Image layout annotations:
------------------------------------------------

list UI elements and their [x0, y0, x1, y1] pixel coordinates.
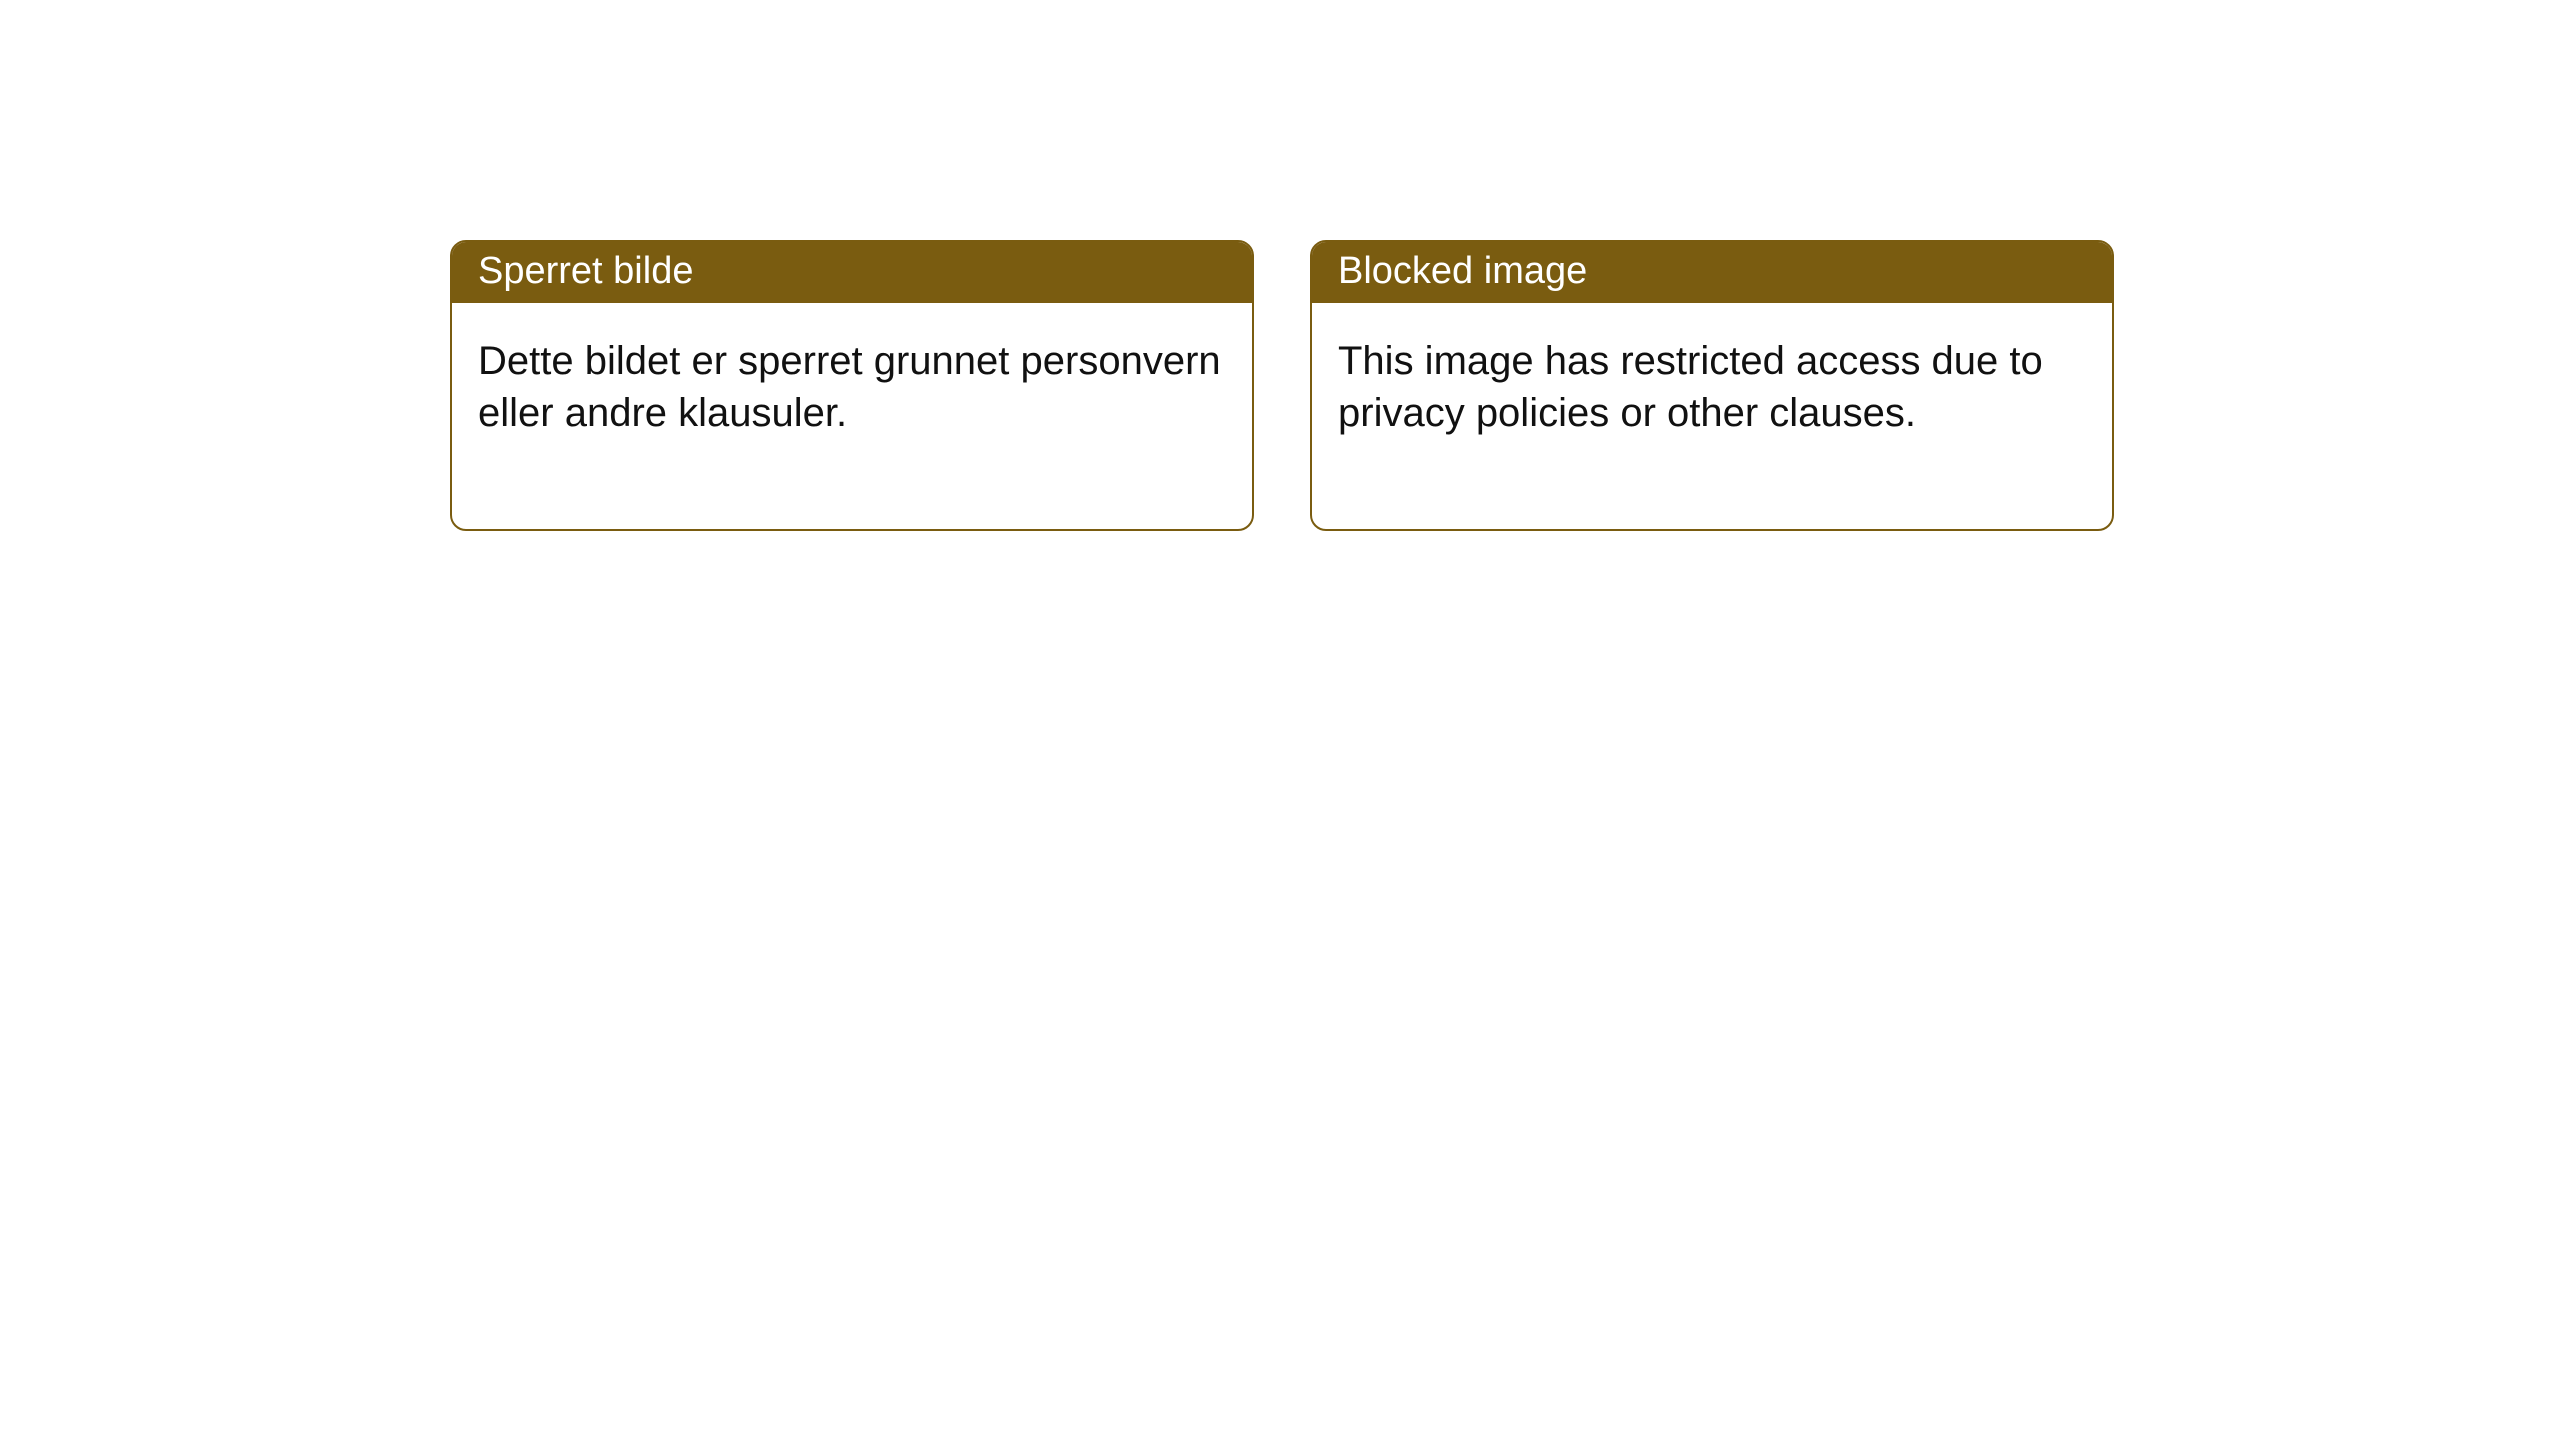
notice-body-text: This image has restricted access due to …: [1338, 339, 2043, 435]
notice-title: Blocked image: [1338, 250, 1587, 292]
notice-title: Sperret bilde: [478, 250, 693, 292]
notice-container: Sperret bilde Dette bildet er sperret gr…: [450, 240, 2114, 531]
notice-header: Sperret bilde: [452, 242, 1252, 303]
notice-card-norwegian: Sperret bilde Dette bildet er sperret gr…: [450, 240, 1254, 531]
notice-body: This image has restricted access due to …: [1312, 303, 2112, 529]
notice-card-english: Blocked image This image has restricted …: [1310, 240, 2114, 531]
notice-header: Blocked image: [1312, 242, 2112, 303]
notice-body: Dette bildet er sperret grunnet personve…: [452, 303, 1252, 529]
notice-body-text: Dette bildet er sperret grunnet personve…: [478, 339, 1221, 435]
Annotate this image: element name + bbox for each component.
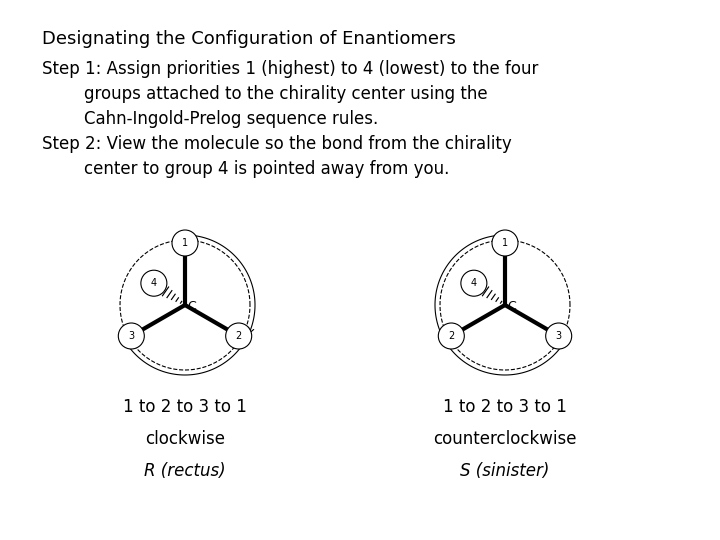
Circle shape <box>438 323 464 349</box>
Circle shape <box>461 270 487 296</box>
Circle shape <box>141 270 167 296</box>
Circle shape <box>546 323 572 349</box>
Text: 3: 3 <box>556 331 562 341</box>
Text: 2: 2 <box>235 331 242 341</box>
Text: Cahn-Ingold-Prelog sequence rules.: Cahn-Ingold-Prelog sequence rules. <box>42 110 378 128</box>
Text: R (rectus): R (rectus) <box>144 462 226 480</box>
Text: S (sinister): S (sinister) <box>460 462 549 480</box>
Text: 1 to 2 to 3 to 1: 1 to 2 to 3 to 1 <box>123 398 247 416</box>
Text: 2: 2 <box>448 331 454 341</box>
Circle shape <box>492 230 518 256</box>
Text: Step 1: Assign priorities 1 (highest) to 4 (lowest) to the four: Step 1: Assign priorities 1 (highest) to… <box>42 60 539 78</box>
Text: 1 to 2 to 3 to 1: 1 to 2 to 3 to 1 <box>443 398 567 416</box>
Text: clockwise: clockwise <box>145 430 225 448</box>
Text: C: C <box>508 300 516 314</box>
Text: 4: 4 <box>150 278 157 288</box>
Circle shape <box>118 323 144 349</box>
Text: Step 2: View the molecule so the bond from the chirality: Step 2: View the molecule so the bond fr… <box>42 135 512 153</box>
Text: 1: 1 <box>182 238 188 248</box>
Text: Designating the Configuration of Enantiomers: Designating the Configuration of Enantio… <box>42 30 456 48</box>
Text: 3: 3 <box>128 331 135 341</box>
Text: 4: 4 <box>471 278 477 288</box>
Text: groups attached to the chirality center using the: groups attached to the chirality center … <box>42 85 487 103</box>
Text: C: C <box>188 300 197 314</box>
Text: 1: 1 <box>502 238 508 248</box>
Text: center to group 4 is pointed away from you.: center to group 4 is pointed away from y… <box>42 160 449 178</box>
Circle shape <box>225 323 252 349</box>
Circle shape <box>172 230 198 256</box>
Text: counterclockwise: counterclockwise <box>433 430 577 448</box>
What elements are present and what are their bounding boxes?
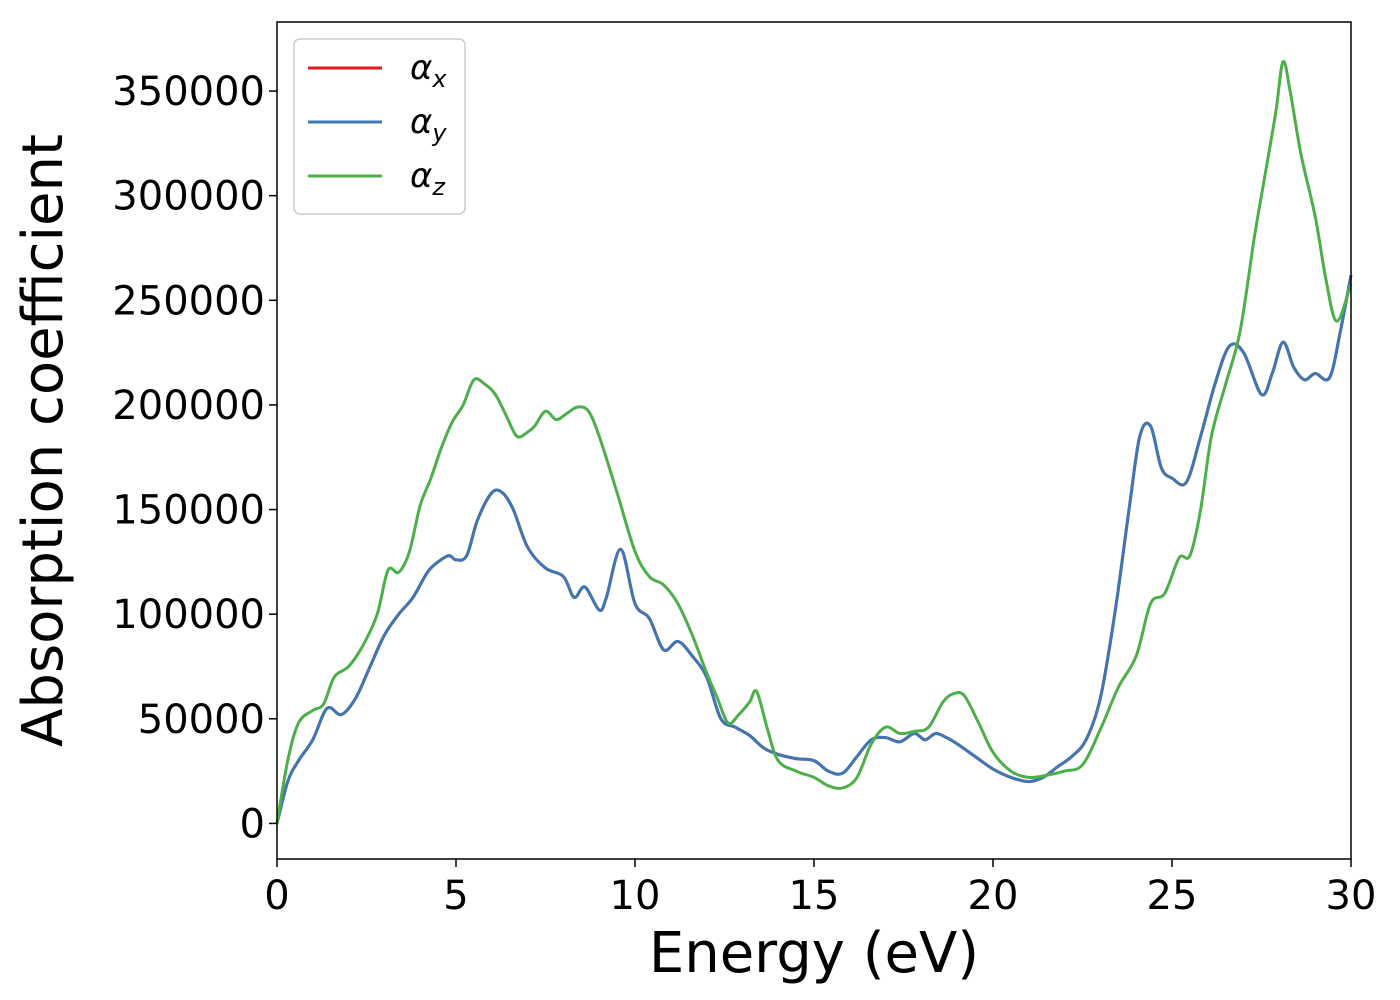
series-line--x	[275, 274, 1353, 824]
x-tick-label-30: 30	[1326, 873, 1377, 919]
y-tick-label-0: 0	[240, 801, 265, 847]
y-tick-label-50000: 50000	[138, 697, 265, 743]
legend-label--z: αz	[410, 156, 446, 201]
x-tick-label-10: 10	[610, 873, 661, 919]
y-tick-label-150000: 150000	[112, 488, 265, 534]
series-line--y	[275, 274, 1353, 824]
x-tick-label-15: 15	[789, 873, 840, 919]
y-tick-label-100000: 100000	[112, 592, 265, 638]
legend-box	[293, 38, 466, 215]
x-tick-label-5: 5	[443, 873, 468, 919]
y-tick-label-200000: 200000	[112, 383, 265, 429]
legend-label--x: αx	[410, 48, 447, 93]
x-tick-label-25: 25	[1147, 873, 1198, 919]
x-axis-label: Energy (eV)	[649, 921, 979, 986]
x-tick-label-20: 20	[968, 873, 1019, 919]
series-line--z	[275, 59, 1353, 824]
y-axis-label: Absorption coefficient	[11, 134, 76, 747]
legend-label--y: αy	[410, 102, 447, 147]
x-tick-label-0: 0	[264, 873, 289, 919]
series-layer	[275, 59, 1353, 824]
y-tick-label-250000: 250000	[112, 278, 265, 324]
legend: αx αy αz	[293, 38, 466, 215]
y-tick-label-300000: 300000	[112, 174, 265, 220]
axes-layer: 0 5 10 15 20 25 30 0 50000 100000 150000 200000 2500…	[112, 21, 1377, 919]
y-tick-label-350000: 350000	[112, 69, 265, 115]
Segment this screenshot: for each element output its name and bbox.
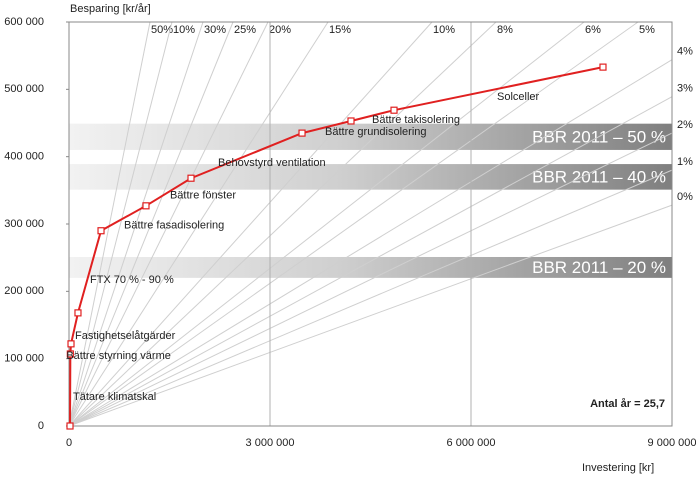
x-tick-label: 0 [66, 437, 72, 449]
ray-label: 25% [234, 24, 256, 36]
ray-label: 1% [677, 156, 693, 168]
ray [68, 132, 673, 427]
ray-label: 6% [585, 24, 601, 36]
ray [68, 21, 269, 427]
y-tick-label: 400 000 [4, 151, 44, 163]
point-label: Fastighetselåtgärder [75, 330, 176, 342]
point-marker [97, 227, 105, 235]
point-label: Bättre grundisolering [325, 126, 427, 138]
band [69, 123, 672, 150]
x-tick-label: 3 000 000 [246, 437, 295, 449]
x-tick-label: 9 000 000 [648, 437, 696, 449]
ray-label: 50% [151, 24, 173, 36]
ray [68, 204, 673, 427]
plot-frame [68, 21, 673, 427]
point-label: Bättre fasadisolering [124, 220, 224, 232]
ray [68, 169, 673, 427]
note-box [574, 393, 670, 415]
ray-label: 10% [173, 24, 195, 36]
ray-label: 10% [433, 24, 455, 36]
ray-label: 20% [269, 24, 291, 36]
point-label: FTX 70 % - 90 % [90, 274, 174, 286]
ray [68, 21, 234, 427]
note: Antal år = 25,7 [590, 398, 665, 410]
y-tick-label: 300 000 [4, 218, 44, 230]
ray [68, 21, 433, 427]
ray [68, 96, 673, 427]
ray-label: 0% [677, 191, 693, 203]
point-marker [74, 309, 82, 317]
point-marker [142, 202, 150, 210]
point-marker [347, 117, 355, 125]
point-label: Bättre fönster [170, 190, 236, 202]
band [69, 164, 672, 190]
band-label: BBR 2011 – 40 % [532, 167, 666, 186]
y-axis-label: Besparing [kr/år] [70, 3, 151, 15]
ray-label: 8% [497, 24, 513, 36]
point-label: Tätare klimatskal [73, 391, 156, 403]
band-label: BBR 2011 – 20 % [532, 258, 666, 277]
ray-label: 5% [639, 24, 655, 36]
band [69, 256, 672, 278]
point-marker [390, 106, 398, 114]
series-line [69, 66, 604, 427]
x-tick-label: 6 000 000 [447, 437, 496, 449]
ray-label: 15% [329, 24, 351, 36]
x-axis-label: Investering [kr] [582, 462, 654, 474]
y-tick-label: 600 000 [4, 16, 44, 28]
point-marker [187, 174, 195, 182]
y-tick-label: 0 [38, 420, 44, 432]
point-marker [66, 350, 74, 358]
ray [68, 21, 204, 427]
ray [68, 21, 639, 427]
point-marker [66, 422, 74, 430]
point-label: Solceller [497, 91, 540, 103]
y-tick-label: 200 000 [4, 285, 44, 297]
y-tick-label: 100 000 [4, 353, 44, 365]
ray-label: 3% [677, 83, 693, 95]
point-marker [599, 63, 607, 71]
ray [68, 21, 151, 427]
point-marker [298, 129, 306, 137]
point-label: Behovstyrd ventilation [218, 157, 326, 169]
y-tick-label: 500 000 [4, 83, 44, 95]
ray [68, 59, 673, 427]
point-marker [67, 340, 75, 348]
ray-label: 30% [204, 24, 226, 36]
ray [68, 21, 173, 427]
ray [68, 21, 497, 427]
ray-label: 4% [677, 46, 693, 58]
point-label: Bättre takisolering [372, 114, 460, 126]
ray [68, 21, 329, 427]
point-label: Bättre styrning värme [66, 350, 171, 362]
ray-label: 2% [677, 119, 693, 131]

------------------------------------------------

- **Task directions**: Set out the lines from the start of the rows through the line with "Annotate this image: element", both included, as a numbered list. Skip blank lines and leave out the pictures.

- **Solved problem**:
1. list UI elements and their [x0, y0, x1, y1] pixel coordinates.
2. notice-body-text: This image has restricted access due to …: [1338, 339, 2043, 435]
3. notice-title: Blocked image: [1338, 250, 1587, 292]
4. notice-title: Sperret bilde: [478, 250, 693, 292]
5. notice-container: Sperret bilde Dette bildet er sperret gr…: [450, 240, 2114, 531]
6. notice-header: Sperret bilde: [452, 242, 1252, 303]
7. notice-card-norwegian: Sperret bilde Dette bildet er sperret gr…: [450, 240, 1254, 531]
8. notice-body: This image has restricted access due to …: [1312, 303, 2112, 529]
9. notice-card-english: Blocked image This image has restricted …: [1310, 240, 2114, 531]
10. notice-header: Blocked image: [1312, 242, 2112, 303]
11. notice-body: Dette bildet er sperret grunnet personve…: [452, 303, 1252, 529]
12. notice-body-text: Dette bildet er sperret grunnet personve…: [478, 339, 1221, 435]
13. Annotate this image: element name + bbox for each component.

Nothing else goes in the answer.